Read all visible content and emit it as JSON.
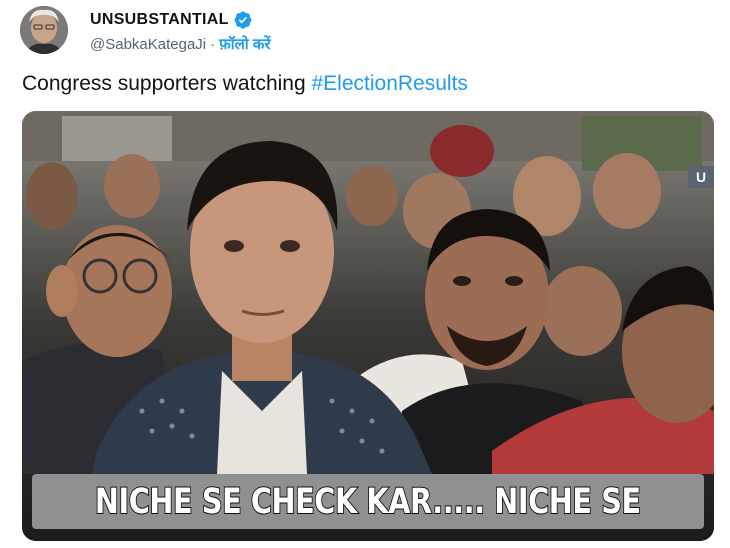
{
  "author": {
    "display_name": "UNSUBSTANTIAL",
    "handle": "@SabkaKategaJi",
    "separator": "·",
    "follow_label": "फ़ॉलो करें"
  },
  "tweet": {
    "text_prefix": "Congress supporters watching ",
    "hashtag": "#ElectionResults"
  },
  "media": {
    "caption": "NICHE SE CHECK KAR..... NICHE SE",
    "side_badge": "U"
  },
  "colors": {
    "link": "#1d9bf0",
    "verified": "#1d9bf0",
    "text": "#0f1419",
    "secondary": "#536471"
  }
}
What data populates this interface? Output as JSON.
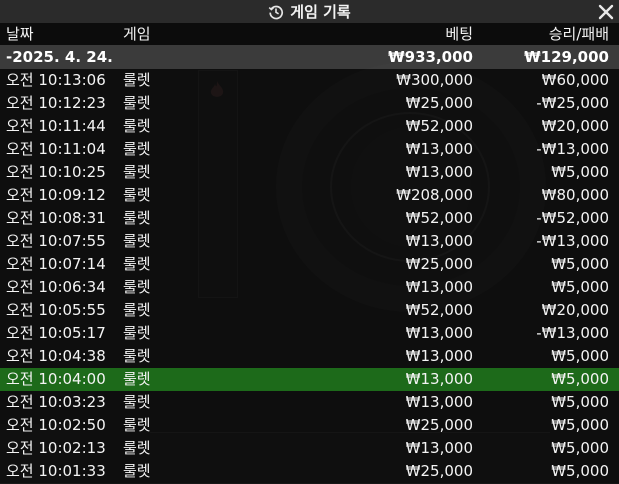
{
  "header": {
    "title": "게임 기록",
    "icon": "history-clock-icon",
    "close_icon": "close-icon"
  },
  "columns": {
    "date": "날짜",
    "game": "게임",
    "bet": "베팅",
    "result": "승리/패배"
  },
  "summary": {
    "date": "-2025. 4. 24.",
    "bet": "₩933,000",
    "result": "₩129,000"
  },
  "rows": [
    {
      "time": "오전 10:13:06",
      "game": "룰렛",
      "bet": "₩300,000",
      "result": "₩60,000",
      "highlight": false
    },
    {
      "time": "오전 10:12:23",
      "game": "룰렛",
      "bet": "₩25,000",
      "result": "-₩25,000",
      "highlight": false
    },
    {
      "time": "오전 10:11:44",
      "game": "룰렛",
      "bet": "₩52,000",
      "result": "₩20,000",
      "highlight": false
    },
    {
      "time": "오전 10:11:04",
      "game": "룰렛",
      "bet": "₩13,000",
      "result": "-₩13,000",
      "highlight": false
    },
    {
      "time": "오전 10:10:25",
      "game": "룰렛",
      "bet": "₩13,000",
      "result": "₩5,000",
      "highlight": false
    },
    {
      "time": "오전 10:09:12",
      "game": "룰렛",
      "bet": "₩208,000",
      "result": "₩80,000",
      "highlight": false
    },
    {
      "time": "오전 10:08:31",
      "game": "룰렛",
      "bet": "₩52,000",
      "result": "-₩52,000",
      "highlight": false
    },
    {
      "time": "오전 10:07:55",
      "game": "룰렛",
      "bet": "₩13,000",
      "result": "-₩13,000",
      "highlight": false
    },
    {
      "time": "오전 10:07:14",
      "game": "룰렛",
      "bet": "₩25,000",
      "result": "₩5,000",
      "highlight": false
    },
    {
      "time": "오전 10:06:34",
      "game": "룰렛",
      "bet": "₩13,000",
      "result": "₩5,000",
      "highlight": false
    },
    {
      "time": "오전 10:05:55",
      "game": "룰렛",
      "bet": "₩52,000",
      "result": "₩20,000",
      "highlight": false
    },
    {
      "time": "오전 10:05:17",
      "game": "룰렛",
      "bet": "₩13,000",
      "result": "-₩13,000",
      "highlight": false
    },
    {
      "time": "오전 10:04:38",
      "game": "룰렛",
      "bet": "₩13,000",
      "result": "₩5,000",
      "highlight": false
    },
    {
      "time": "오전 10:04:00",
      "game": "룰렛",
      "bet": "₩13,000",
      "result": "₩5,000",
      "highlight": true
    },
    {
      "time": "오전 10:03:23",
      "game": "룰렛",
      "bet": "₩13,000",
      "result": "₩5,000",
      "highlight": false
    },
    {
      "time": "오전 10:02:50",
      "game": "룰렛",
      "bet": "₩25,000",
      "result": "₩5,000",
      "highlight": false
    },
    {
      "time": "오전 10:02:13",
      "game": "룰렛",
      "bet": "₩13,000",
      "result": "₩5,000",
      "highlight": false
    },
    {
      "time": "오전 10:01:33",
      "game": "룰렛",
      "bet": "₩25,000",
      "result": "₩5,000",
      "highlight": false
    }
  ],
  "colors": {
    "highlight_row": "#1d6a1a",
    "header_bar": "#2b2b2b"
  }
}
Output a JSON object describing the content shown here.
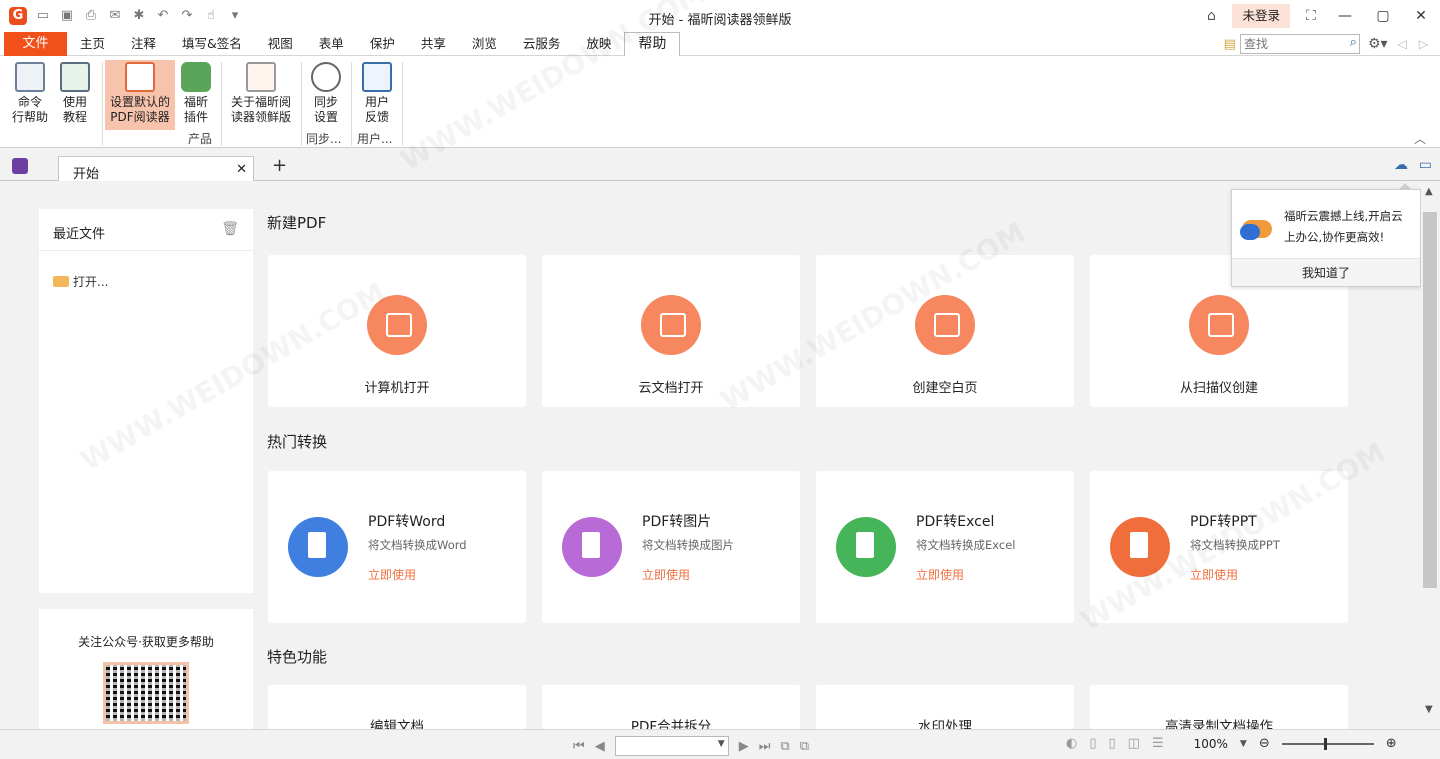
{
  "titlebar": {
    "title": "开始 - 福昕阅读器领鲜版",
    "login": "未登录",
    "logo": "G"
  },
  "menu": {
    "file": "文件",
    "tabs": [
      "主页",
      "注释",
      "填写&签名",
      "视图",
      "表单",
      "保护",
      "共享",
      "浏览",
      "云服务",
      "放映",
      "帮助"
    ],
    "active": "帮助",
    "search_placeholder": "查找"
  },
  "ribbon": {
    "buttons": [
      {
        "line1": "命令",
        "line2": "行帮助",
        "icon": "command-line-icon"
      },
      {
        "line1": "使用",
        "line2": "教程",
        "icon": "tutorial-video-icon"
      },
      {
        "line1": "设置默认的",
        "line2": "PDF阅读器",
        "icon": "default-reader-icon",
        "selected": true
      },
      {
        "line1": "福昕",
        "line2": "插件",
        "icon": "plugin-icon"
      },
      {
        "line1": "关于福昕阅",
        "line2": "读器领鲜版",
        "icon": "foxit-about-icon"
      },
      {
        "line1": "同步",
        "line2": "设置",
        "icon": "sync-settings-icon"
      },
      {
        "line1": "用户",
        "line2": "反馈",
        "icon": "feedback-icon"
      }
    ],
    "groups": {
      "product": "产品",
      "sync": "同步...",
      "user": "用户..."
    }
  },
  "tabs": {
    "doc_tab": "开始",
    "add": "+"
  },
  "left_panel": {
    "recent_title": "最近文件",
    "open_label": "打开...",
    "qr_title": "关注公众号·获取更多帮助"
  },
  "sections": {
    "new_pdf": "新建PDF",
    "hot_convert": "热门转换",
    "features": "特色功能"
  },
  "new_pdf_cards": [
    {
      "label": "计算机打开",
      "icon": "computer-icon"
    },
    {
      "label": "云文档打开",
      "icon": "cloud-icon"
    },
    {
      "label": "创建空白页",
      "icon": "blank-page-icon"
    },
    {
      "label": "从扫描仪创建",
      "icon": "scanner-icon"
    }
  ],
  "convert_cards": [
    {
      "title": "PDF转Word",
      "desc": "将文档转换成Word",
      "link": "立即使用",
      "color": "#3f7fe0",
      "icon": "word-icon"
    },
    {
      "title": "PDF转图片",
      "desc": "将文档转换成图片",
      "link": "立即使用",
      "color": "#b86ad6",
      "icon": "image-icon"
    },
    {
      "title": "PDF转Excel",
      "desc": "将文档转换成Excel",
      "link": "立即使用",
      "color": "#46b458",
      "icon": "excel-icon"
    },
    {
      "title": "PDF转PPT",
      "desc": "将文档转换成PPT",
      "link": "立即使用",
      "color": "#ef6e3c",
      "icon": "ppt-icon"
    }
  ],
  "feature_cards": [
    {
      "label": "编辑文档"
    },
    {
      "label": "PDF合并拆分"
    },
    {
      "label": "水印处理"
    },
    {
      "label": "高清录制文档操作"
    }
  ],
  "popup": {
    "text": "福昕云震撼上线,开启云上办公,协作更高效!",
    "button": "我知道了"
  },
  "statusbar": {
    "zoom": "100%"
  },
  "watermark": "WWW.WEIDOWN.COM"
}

........

Reproduce every record word for word. The copy must contain no pictures.

Read all visible content and emit it as JSON.
{
  "author": {
    "display_name": "UNSUBSTANTIAL",
    "handle": "@SabkaKategaJi",
    "separator": "·",
    "follow_label": "फ़ॉलो करें"
  },
  "tweet": {
    "text_prefix": "Congress supporters watching ",
    "hashtag": "#ElectionResults"
  },
  "media": {
    "caption": "NICHE SE CHECK KAR..... NICHE SE",
    "side_badge": "U"
  },
  "colors": {
    "link": "#1d9bf0",
    "verified": "#1d9bf0",
    "text": "#0f1419",
    "secondary": "#536471"
  }
}
What data populates this interface? Output as JSON.
{
  "header": {
    "title": "게임 기록",
    "icon": "history-clock-icon",
    "close_icon": "close-icon"
  },
  "columns": {
    "date": "날짜",
    "game": "게임",
    "bet": "베팅",
    "result": "승리/패배"
  },
  "summary": {
    "date": "-2025. 4. 24.",
    "bet": "₩933,000",
    "result": "₩129,000"
  },
  "rows": [
    {
      "time": "오전 10:13:06",
      "game": "룰렛",
      "bet": "₩300,000",
      "result": "₩60,000",
      "highlight": false
    },
    {
      "time": "오전 10:12:23",
      "game": "룰렛",
      "bet": "₩25,000",
      "result": "-₩25,000",
      "highlight": false
    },
    {
      "time": "오전 10:11:44",
      "game": "룰렛",
      "bet": "₩52,000",
      "result": "₩20,000",
      "highlight": false
    },
    {
      "time": "오전 10:11:04",
      "game": "룰렛",
      "bet": "₩13,000",
      "result": "-₩13,000",
      "highlight": false
    },
    {
      "time": "오전 10:10:25",
      "game": "룰렛",
      "bet": "₩13,000",
      "result": "₩5,000",
      "highlight": false
    },
    {
      "time": "오전 10:09:12",
      "game": "룰렛",
      "bet": "₩208,000",
      "result": "₩80,000",
      "highlight": false
    },
    {
      "time": "오전 10:08:31",
      "game": "룰렛",
      "bet": "₩52,000",
      "result": "-₩52,000",
      "highlight": false
    },
    {
      "time": "오전 10:07:55",
      "game": "룰렛",
      "bet": "₩13,000",
      "result": "-₩13,000",
      "highlight": false
    },
    {
      "time": "오전 10:07:14",
      "game": "룰렛",
      "bet": "₩25,000",
      "result": "₩5,000",
      "highlight": false
    },
    {
      "time": "오전 10:06:34",
      "game": "룰렛",
      "bet": "₩13,000",
      "result": "₩5,000",
      "highlight": false
    },
    {
      "time": "오전 10:05:55",
      "game": "룰렛",
      "bet": "₩52,000",
      "result": "₩20,000",
      "highlight": false
    },
    {
      "time": "오전 10:05:17",
      "game": "룰렛",
      "bet": "₩13,000",
      "result": "-₩13,000",
      "highlight": false
    },
    {
      "time": "오전 10:04:38",
      "game": "룰렛",
      "bet": "₩13,000",
      "result": "₩5,000",
      "highlight": false
    },
    {
      "time": "오전 10:04:00",
      "game": "룰렛",
      "bet": "₩13,000",
      "result": "₩5,000",
      "highlight": true
    },
    {
      "time": "오전 10:03:23",
      "game": "룰렛",
      "bet": "₩13,000",
      "result": "₩5,000",
      "highlight": false
    },
    {
      "time": "오전 10:02:50",
      "game": "룰렛",
      "bet": "₩25,000",
      "result": "₩5,000",
      "highlight": false
    },
    {
      "time": "오전 10:02:13",
      "game": "룰렛",
      "bet": "₩13,000",
      "result": "₩5,000",
      "highlight": false
    },
    {
      "time": "오전 10:01:33",
      "game": "룰렛",
      "bet": "₩25,000",
      "result": "₩5,000",
      "highlight": false
    }
  ],
  "colors": {
    "highlight_row": "#1d6a1a",
    "header_bar": "#2b2b2b"
  }
}
Output a JSON object describing the content shown here.
{
  "titlebar": {
    "title": "开始 - 福昕阅读器领鲜版",
    "login": "未登录",
    "logo": "G"
  },
  "menu": {
    "file": "文件",
    "tabs": [
      "主页",
      "注释",
      "填写&签名",
      "视图",
      "表单",
      "保护",
      "共享",
      "浏览",
      "云服务",
      "放映",
      "帮助"
    ],
    "active": "帮助",
    "search_placeholder": "查找"
  },
  "ribbon": {
    "buttons": [
      {
        "line1": "命令",
        "line2": "行帮助",
        "icon": "command-line-icon"
      },
      {
        "line1": "使用",
        "line2": "教程",
        "icon": "tutorial-video-icon"
      },
      {
        "line1": "设置默认的",
        "line2": "PDF阅读器",
        "icon": "default-reader-icon",
        "selected": true
      },
      {
        "line1": "福昕",
        "line2": "插件",
        "icon": "plugin-icon"
      },
      {
        "line1": "关于福昕阅",
        "line2": "读器领鲜版",
        "icon": "foxit-about-icon"
      },
      {
        "line1": "同步",
        "line2": "设置",
        "icon": "sync-settings-icon"
      },
      {
        "line1": "用户",
        "line2": "反馈",
        "icon": "feedback-icon"
      }
    ],
    "groups": {
      "product": "产品",
      "sync": "同步...",
      "user": "用户..."
    }
  },
  "tabs": {
    "doc_tab": "开始",
    "add": "+"
  },
  "left_panel": {
    "recent_title": "最近文件",
    "open_label": "打开...",
    "qr_title": "关注公众号·获取更多帮助"
  },
  "sections": {
    "new_pdf": "新建PDF",
    "hot_convert": "热门转换",
    "features": "特色功能"
  },
  "new_pdf_cards": [
    {
      "label": "计算机打开",
      "icon": "computer-icon"
    },
    {
      "label": "云文档打开",
      "icon": "cloud-icon"
    },
    {
      "label": "创建空白页",
      "icon": "blank-page-icon"
    },
    {
      "label": "从扫描仪创建",
      "icon": "scanner-icon"
    }
  ],
  "convert_cards": [
    {
      "title": "PDF转Word",
      "desc": "将文档转换成Word",
      "link": "立即使用",
      "color": "#3f7fe0",
      "icon": "word-icon"
    },
    {
      "title": "PDF转图片",
      "desc": "将文档转换成图片",
      "link": "立即使用",
      "color": "#b86ad6",
      "icon": "image-icon"
    },
    {
      "title": "PDF转Excel",
      "desc": "将文档转换成Excel",
      "link": "立即使用",
      "color": "#46b458",
      "icon": "excel-icon"
    },
    {
      "title": "PDF转PPT",
      "desc": "将文档转换成PPT",
      "link": "立即使用",
      "color": "#ef6e3c",
      "icon": "ppt-icon"
    }
  ],
  "feature_cards": [
    {
      "label": "编辑文档"
    },
    {
      "label": "PDF合并拆分"
    },
    {
      "label": "水印处理"
    },
    {
      "label": "高清录制文档操作"
    }
  ],
  "popup": {
    "text": "福昕云震撼上线,开启云上办公,协作更高效!",
    "button": "我知道了"
  },
  "statusbar": {
    "zoom": "100%"
  },
  "watermark": "WWW.WEIDOWN.COM"
}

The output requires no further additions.